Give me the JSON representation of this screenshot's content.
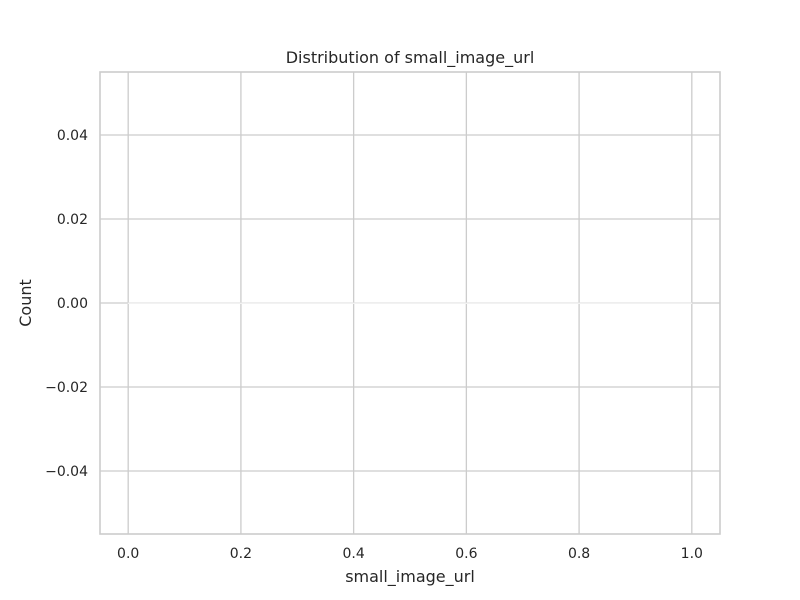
{
  "chart_data": {
    "type": "bar",
    "title": "Distribution of small_image_url",
    "xlabel": "small_image_url",
    "ylabel": "Count",
    "xlim": [
      -0.05,
      1.05
    ],
    "ylim": [
      -0.055,
      0.055
    ],
    "x_ticks": [
      0.0,
      0.2,
      0.4,
      0.6,
      0.8,
      1.0
    ],
    "x_tick_labels": [
      "0.0",
      "0.2",
      "0.4",
      "0.6",
      "0.8",
      "1.0"
    ],
    "y_ticks": [
      0.04,
      0.02,
      0.0,
      -0.02,
      -0.04
    ],
    "y_tick_labels": [
      "0.04",
      "0.02",
      "0.00",
      "−0.02",
      "−0.04"
    ],
    "grid": true,
    "bars": [
      {
        "x_start": 0.0,
        "x_end": 1.0,
        "value": 0
      }
    ],
    "colors": {
      "grid": "#cccccc",
      "spine": "#cccccc",
      "text": "#262626",
      "bar": "#4c72b0"
    }
  }
}
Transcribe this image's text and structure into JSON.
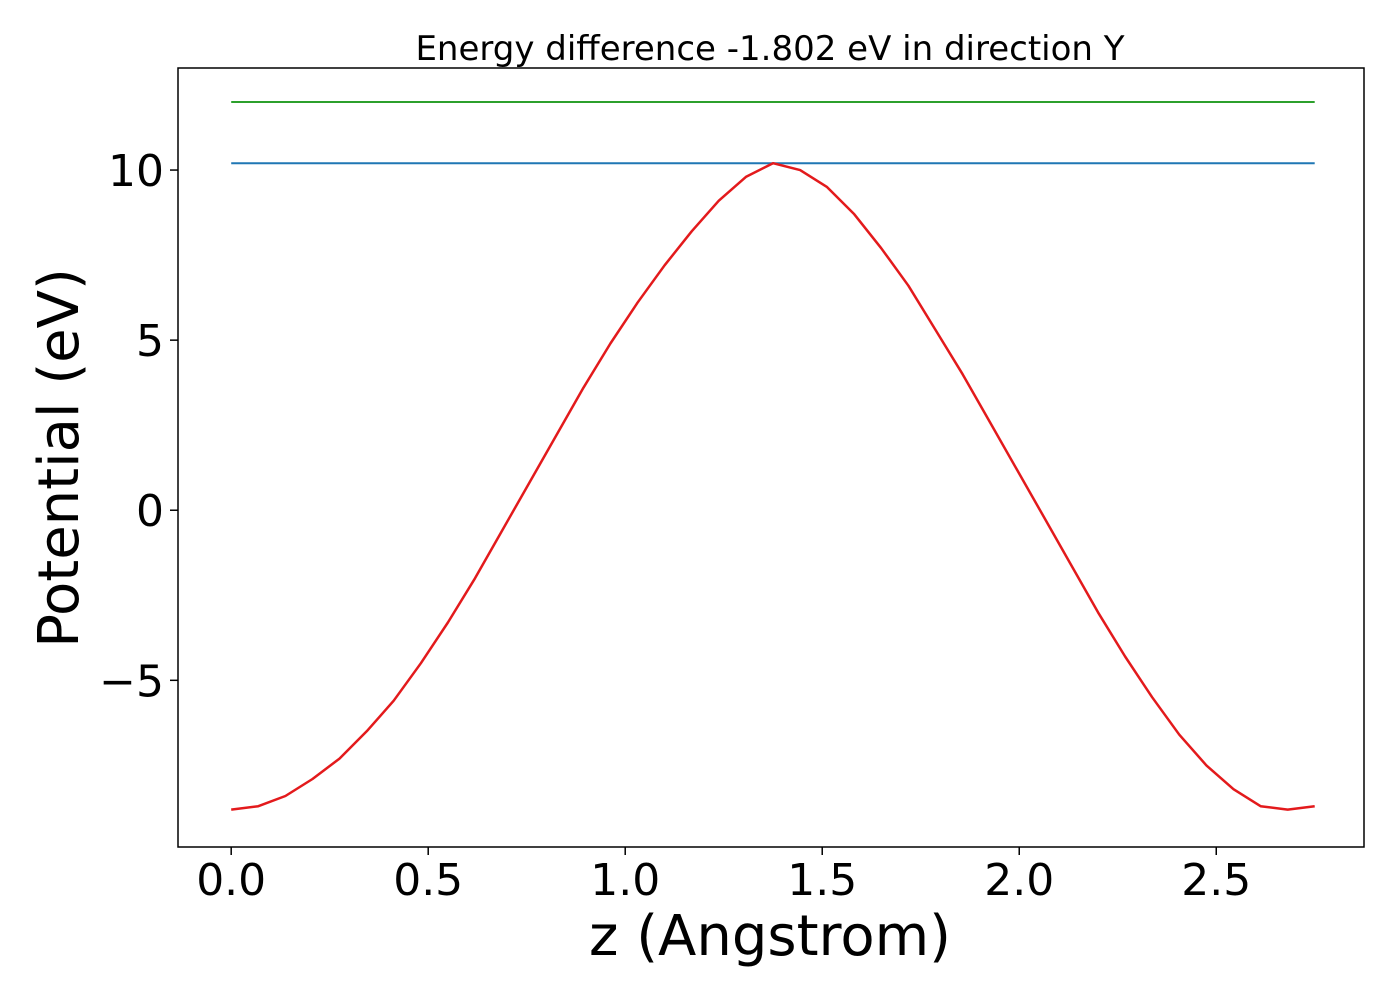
{
  "chart_data": {
    "type": "line",
    "title": "Energy difference -1.802 eV in direction Y",
    "xlabel": "z (Angstrom)",
    "ylabel": "Potential (eV)",
    "xlim": [
      -0.135,
      2.875
    ],
    "ylim": [
      -9.9,
      13.0
    ],
    "xticks": [
      0.0,
      0.5,
      1.0,
      1.5,
      2.0,
      2.5
    ],
    "xtick_labels": [
      "0.0",
      "0.5",
      "1.0",
      "1.5",
      "2.0",
      "2.5"
    ],
    "yticks": [
      -5,
      0,
      5,
      10
    ],
    "ytick_labels": [
      "−5",
      "0",
      "5",
      "10"
    ],
    "grid": false,
    "series": [
      {
        "color": "#2ca02c",
        "x": [
          0.0,
          2.75
        ],
        "y": [
          12.0,
          12.0
        ]
      },
      {
        "color": "#1f77b4",
        "x": [
          0.0,
          2.75
        ],
        "y": [
          10.2,
          10.2
        ]
      },
      {
        "color": "#e31a1c",
        "x": [
          0.0,
          0.0688,
          0.1375,
          0.2063,
          0.275,
          0.3438,
          0.4125,
          0.4813,
          0.55,
          0.6188,
          0.6875,
          0.7563,
          0.825,
          0.8938,
          0.9625,
          1.0313,
          1.1,
          1.1688,
          1.2375,
          1.3063,
          1.375,
          1.4438,
          1.5125,
          1.5813,
          1.65,
          1.7188,
          1.7875,
          1.8563,
          1.925,
          1.9938,
          2.0625,
          2.1313,
          2.2,
          2.2688,
          2.3375,
          2.4063,
          2.475,
          2.5438,
          2.6125,
          2.6813,
          2.75
        ],
        "y": [
          -8.8,
          -8.7,
          -8.4,
          -7.9,
          -7.3,
          -6.5,
          -5.6,
          -4.5,
          -3.3,
          -2.0,
          -0.6,
          0.8,
          2.2,
          3.6,
          4.9,
          6.1,
          7.2,
          8.2,
          9.1,
          9.8,
          10.2,
          10.0,
          9.5,
          8.7,
          7.7,
          6.6,
          5.3,
          4.0,
          2.6,
          1.2,
          -0.2,
          -1.6,
          -3.0,
          -4.3,
          -5.5,
          -6.6,
          -7.5,
          -8.2,
          -8.7,
          -8.8,
          -8.7
        ]
      }
    ]
  }
}
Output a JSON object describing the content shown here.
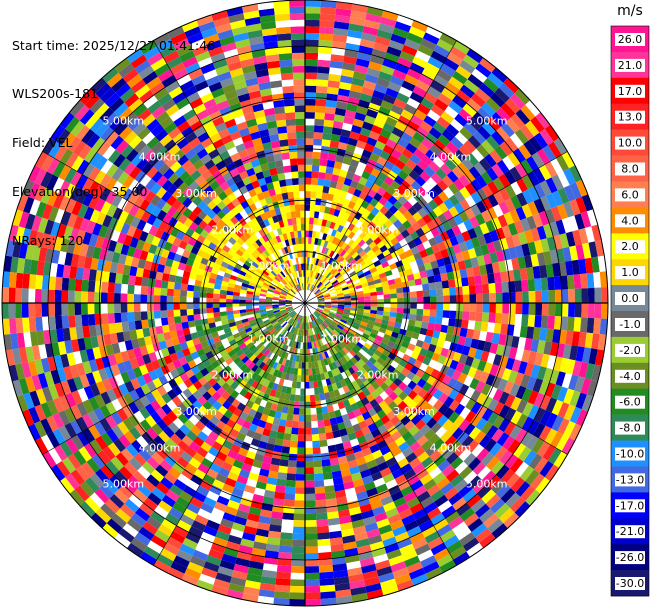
{
  "header": {
    "start_time": "Start time: 2025/12/27 01:41:46",
    "instrument": "WLS200s-181",
    "field": "Field: VEL",
    "elevation": "Elevation(deg): 35.00",
    "nrays": "NRays: 120"
  },
  "chart_data": {
    "type": "heatmap",
    "projection": "polar-ppi",
    "field": "VEL",
    "nrays": 120,
    "elevation_deg": 35.0,
    "range_rings_km": [
      1.0,
      2.0,
      3.0,
      4.0,
      5.0
    ],
    "ring_labels": [
      "1.00km",
      "2.00km",
      "3.00km",
      "4.00km",
      "5.00km"
    ],
    "max_range_km": 5.9,
    "colorbar": {
      "unit": "m/s",
      "ticks": [
        "26.0",
        "21.0",
        "17.0",
        "13.0",
        "10.0",
        "8.0",
        "6.0",
        "4.0",
        "2.0",
        "1.0",
        "0.0",
        "-1.0",
        "-2.0",
        "-4.0",
        "-6.0",
        "-8.0",
        "-10.0",
        "-13.0",
        "-17.0",
        "-21.0",
        "-26.0",
        "-30.0"
      ],
      "bins": [
        {
          "min": 26,
          "max": 30,
          "color": "#ff1493"
        },
        {
          "min": 21,
          "max": 26,
          "color": "#ff3399"
        },
        {
          "min": 17,
          "max": 21,
          "color": "#ff0000"
        },
        {
          "min": 13,
          "max": 17,
          "color": "#ff2222"
        },
        {
          "min": 10,
          "max": 13,
          "color": "#ff4a3a"
        },
        {
          "min": 8,
          "max": 10,
          "color": "#ff6347"
        },
        {
          "min": 6,
          "max": 8,
          "color": "#ff7f50"
        },
        {
          "min": 4,
          "max": 6,
          "color": "#ff8c00"
        },
        {
          "min": 2,
          "max": 4,
          "color": "#ffff00"
        },
        {
          "min": 1,
          "max": 2,
          "color": "#ffd700"
        },
        {
          "min": 0,
          "max": 1,
          "color": "#778899"
        },
        {
          "min": -1,
          "max": 0,
          "color": "#696969"
        },
        {
          "min": -2,
          "max": -1,
          "color": "#9acd32"
        },
        {
          "min": -4,
          "max": -2,
          "color": "#6b8e23"
        },
        {
          "min": -6,
          "max": -4,
          "color": "#228b22"
        },
        {
          "min": -8,
          "max": -6,
          "color": "#2e8b57"
        },
        {
          "min": -10,
          "max": -8,
          "color": "#1e90ff"
        },
        {
          "min": -13,
          "max": -10,
          "color": "#4169e1"
        },
        {
          "min": -17,
          "max": -13,
          "color": "#0000ff"
        },
        {
          "min": -21,
          "max": -17,
          "color": "#0000cd"
        },
        {
          "min": -26,
          "max": -21,
          "color": "#000080"
        },
        {
          "min": -30,
          "max": -26,
          "color": "#191970"
        }
      ]
    },
    "near_field": {
      "range_km": 2.3,
      "dominant_sector_north": "yellow (1.0 to 4.0 m/s)",
      "dominant_sector_south": "green (-1.0 to -8.0 m/s)",
      "beyond_range": "noisy, all bins"
    }
  }
}
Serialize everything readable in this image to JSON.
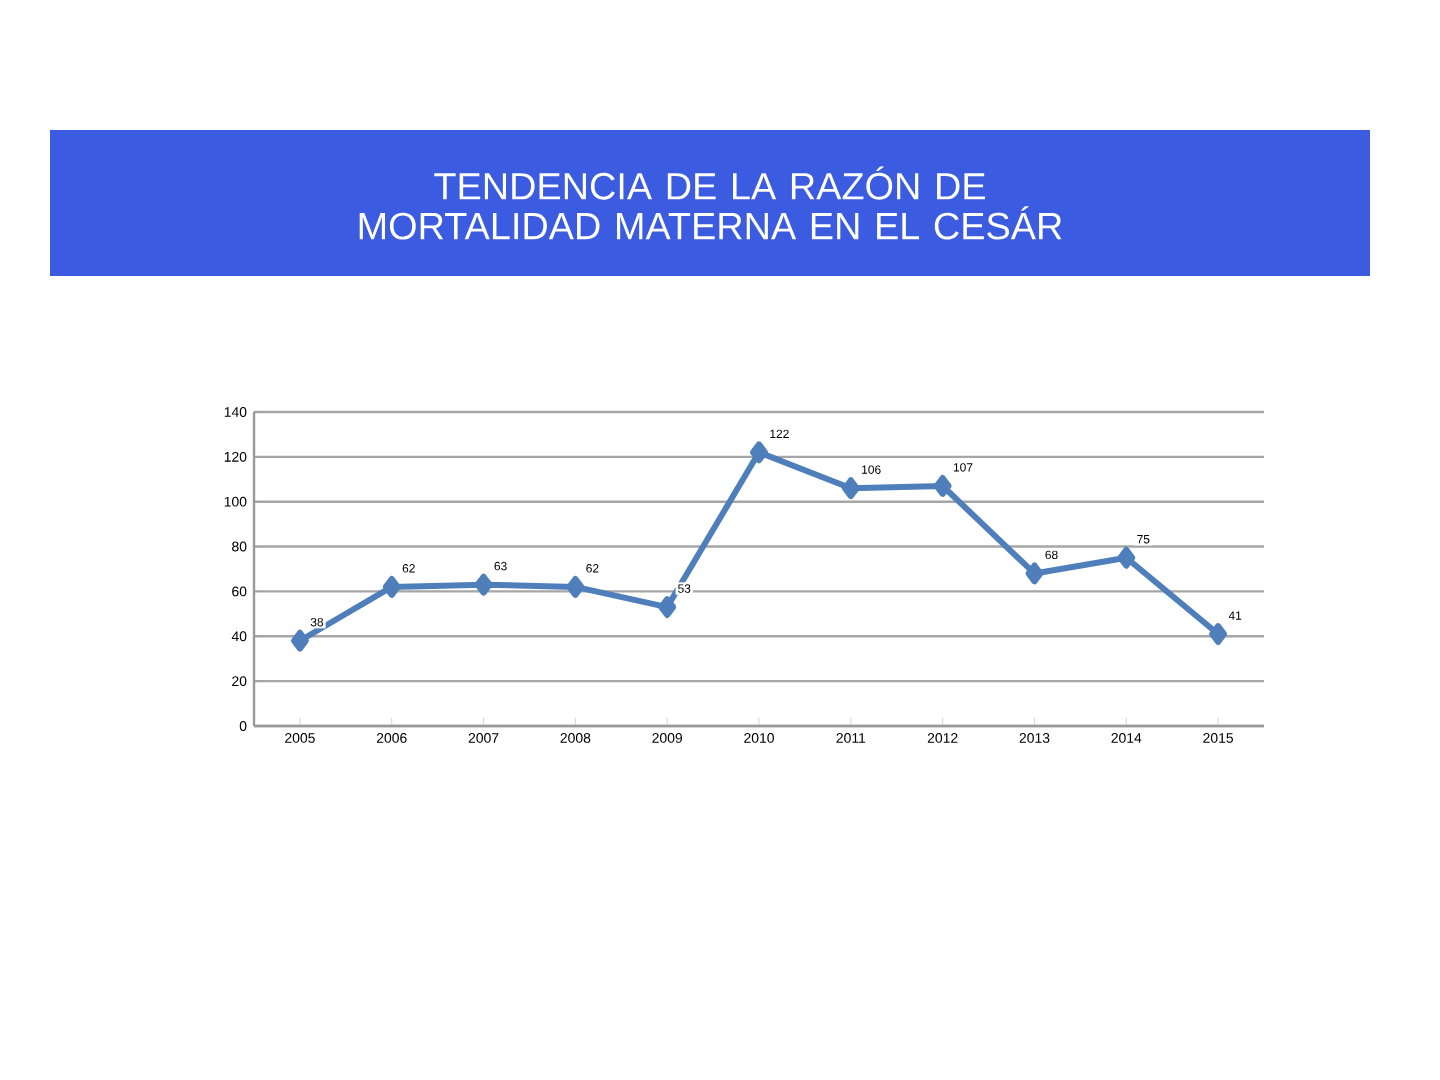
{
  "chart_data": {
    "type": "line",
    "title": "TENDENCIA DE LA RAZÓN DE MORTALIDAD MATERNA EN EL CESÁR",
    "categories": [
      "2005",
      "2006",
      "2007",
      "2008",
      "2009",
      "2010",
      "2011",
      "2012",
      "2013",
      "2014",
      "2015"
    ],
    "values": [
      38,
      62,
      63,
      62,
      53,
      122,
      106,
      107,
      68,
      75,
      41
    ],
    "color": "#4f7fbb",
    "ylim": [
      0,
      140
    ],
    "yticks": [
      0,
      20,
      40,
      60,
      80,
      100,
      120,
      140
    ],
    "grid": "y",
    "marker": "diamond",
    "line_style": "solid",
    "data_labels": true
  }
}
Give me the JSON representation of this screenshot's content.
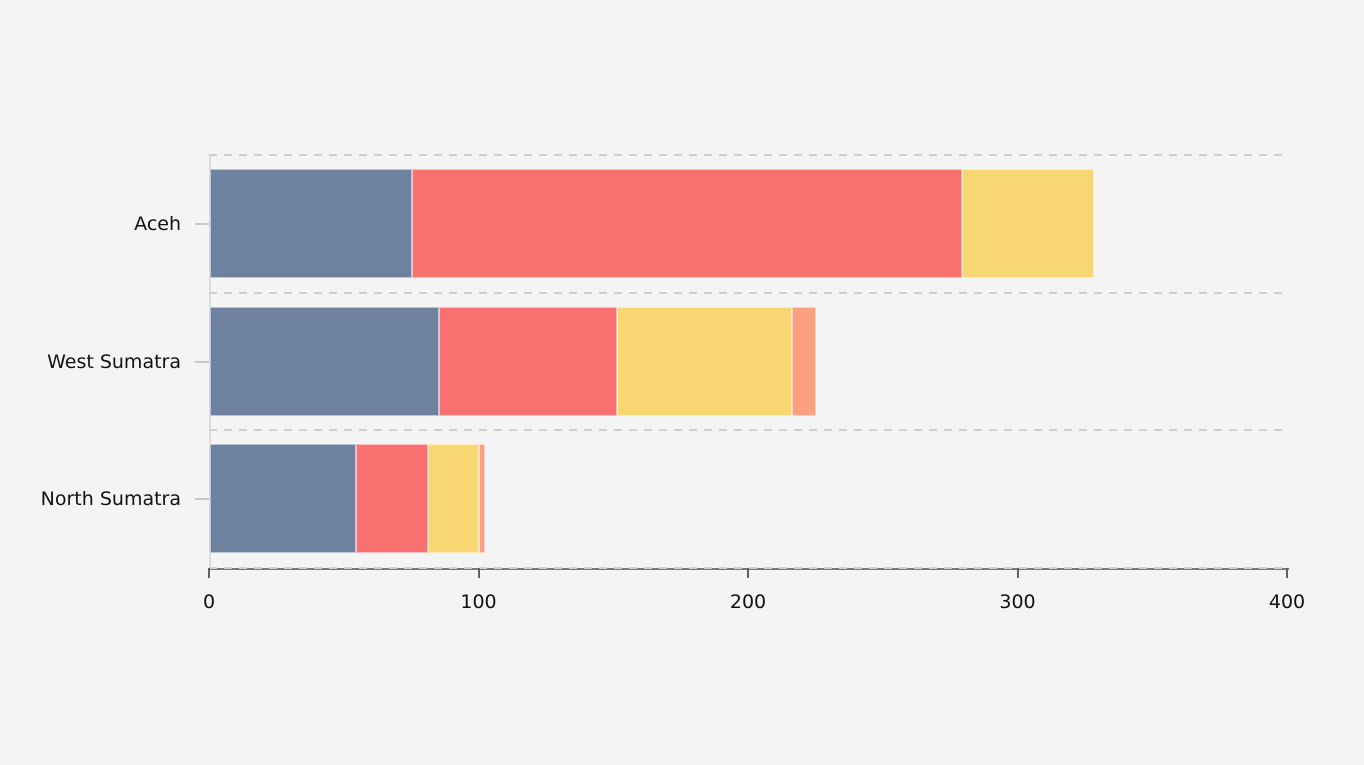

# [What the task requires]
Repeat the material above verbatim. Leave the pictures behind.

# [Task answer]
Give me the JSON representation of this screenshot's content.
{
  "chart_data": {
    "type": "bar",
    "title": "Distribution of small_image_url",
    "xlabel": "small_image_url",
    "ylabel": "Count",
    "xlim": [
      -0.05,
      1.05
    ],
    "ylim": [
      -0.055,
      0.055
    ],
    "x_ticks": [
      0.0,
      0.2,
      0.4,
      0.6,
      0.8,
      1.0
    ],
    "x_tick_labels": [
      "0.0",
      "0.2",
      "0.4",
      "0.6",
      "0.8",
      "1.0"
    ],
    "y_ticks": [
      0.04,
      0.02,
      0.0,
      -0.02,
      -0.04
    ],
    "y_tick_labels": [
      "0.04",
      "0.02",
      "0.00",
      "−0.02",
      "−0.04"
    ],
    "grid": true,
    "bars": [
      {
        "x_start": 0.0,
        "x_end": 1.0,
        "value": 0
      }
    ],
    "colors": {
      "grid": "#cccccc",
      "spine": "#cccccc",
      "text": "#262626",
      "bar": "#4c72b0"
    }
  }
}
Transcribe this image's text and structure into JSON.
{
  "chart_data": {
    "type": "line",
    "title": "Energy difference -1.802 eV in direction Y",
    "xlabel": "z (Angstrom)",
    "ylabel": "Potential (eV)",
    "xlim": [
      -0.135,
      2.875
    ],
    "ylim": [
      -9.9,
      13.0
    ],
    "xticks": [
      0.0,
      0.5,
      1.0,
      1.5,
      2.0,
      2.5
    ],
    "xtick_labels": [
      "0.0",
      "0.5",
      "1.0",
      "1.5",
      "2.0",
      "2.5"
    ],
    "yticks": [
      -5,
      0,
      5,
      10
    ],
    "ytick_labels": [
      "−5",
      "0",
      "5",
      "10"
    ],
    "grid": false,
    "series": [
      {
        "color": "#2ca02c",
        "x": [
          0.0,
          2.75
        ],
        "y": [
          12.0,
          12.0
        ]
      },
      {
        "color": "#1f77b4",
        "x": [
          0.0,
          2.75
        ],
        "y": [
          10.2,
          10.2
        ]
      },
      {
        "color": "#e31a1c",
        "x": [
          0.0,
          0.0688,
          0.1375,
          0.2063,
          0.275,
          0.3438,
          0.4125,
          0.4813,
          0.55,
          0.6188,
          0.6875,
          0.7563,
          0.825,
          0.8938,
          0.9625,
          1.0313,
          1.1,
          1.1688,
          1.2375,
          1.3063,
          1.375,
          1.4438,
          1.5125,
          1.5813,
          1.65,
          1.7188,
          1.7875,
          1.8563,
          1.925,
          1.9938,
          2.0625,
          2.1313,
          2.2,
          2.2688,
          2.3375,
          2.4063,
          2.475,
          2.5438,
          2.6125,
          2.6813,
          2.75
        ],
        "y": [
          -8.8,
          -8.7,
          -8.4,
          -7.9,
          -7.3,
          -6.5,
          -5.6,
          -4.5,
          -3.3,
          -2.0,
          -0.6,
          0.8,
          2.2,
          3.6,
          4.9,
          6.1,
          7.2,
          8.2,
          9.1,
          9.8,
          10.2,
          10.0,
          9.5,
          8.7,
          7.7,
          6.6,
          5.3,
          4.0,
          2.6,
          1.2,
          -0.2,
          -1.6,
          -3.0,
          -4.3,
          -5.5,
          -6.6,
          -7.5,
          -8.2,
          -8.7,
          -8.8,
          -8.7
        ]
      }
    ]
  }
}
Output a JSON object describing the content shown here.
{
  "header": {
    "start_time": "Start time: 2025/12/27 01:41:46",
    "instrument": "WLS200s-181",
    "field": "Field: VEL",
    "elevation": "Elevation(deg): 35.00",
    "nrays": "NRays: 120"
  },
  "chart_data": {
    "type": "heatmap",
    "projection": "polar-ppi",
    "field": "VEL",
    "nrays": 120,
    "elevation_deg": 35.0,
    "range_rings_km": [
      1.0,
      2.0,
      3.0,
      4.0,
      5.0
    ],
    "ring_labels": [
      "1.00km",
      "2.00km",
      "3.00km",
      "4.00km",
      "5.00km"
    ],
    "max_range_km": 5.9,
    "colorbar": {
      "unit": "m/s",
      "ticks": [
        "26.0",
        "21.0",
        "17.0",
        "13.0",
        "10.0",
        "8.0",
        "6.0",
        "4.0",
        "2.0",
        "1.0",
        "0.0",
        "-1.0",
        "-2.0",
        "-4.0",
        "-6.0",
        "-8.0",
        "-10.0",
        "-13.0",
        "-17.0",
        "-21.0",
        "-26.0",
        "-30.0"
      ],
      "bins": [
        {
          "min": 26,
          "max": 30,
          "color": "#ff1493"
        },
        {
          "min": 21,
          "max": 26,
          "color": "#ff3399"
        },
        {
          "min": 17,
          "max": 21,
          "color": "#ff0000"
        },
        {
          "min": 13,
          "max": 17,
          "color": "#ff2222"
        },
        {
          "min": 10,
          "max": 13,
          "color": "#ff4a3a"
        },
        {
          "min": 8,
          "max": 10,
          "color": "#ff6347"
        },
        {
          "min": 6,
          "max": 8,
          "color": "#ff7f50"
        },
        {
          "min": 4,
          "max": 6,
          "color": "#ff8c00"
        },
        {
          "min": 2,
          "max": 4,
          "color": "#ffff00"
        },
        {
          "min": 1,
          "max": 2,
          "color": "#ffd700"
        },
        {
          "min": 0,
          "max": 1,
          "color": "#778899"
        },
        {
          "min": -1,
          "max": 0,
          "color": "#696969"
        },
        {
          "min": -2,
          "max": -1,
          "color": "#9acd32"
        },
        {
          "min": -4,
          "max": -2,
          "color": "#6b8e23"
        },
        {
          "min": -6,
          "max": -4,
          "color": "#228b22"
        },
        {
          "min": -8,
          "max": -6,
          "color": "#2e8b57"
        },
        {
          "min": -10,
          "max": -8,
          "color": "#1e90ff"
        },
        {
          "min": -13,
          "max": -10,
          "color": "#4169e1"
        },
        {
          "min": -17,
          "max": -13,
          "color": "#0000ff"
        },
        {
          "min": -21,
          "max": -17,
          "color": "#0000cd"
        },
        {
          "min": -26,
          "max": -21,
          "color": "#000080"
        },
        {
          "min": -30,
          "max": -26,
          "color": "#191970"
        }
      ]
    },
    "near_field": {
      "range_km": 2.3,
      "dominant_sector_north": "yellow (1.0 to 4.0 m/s)",
      "dominant_sector_south": "green (-1.0 to -8.0 m/s)",
      "beyond_range": "noisy, all bins"
    }
  }
}
Serialize everything readable in this image to JSON.
{
  "chart_data": {
    "type": "line",
    "title": "TENDENCIA DE LA RAZÓN DE MORTALIDAD MATERNA EN EL CESÁR",
    "categories": [
      "2005",
      "2006",
      "2007",
      "2008",
      "2009",
      "2010",
      "2011",
      "2012",
      "2013",
      "2014",
      "2015"
    ],
    "values": [
      38,
      62,
      63,
      62,
      53,
      122,
      106,
      107,
      68,
      75,
      41
    ],
    "color": "#4f7fbb",
    "ylim": [
      0,
      140
    ],
    "yticks": [
      0,
      20,
      40,
      60,
      80,
      100,
      120,
      140
    ],
    "grid": "y",
    "marker": "diamond",
    "line_style": "solid",
    "data_labels": true
  }
}
Give me the JSON representation of this screenshot's content.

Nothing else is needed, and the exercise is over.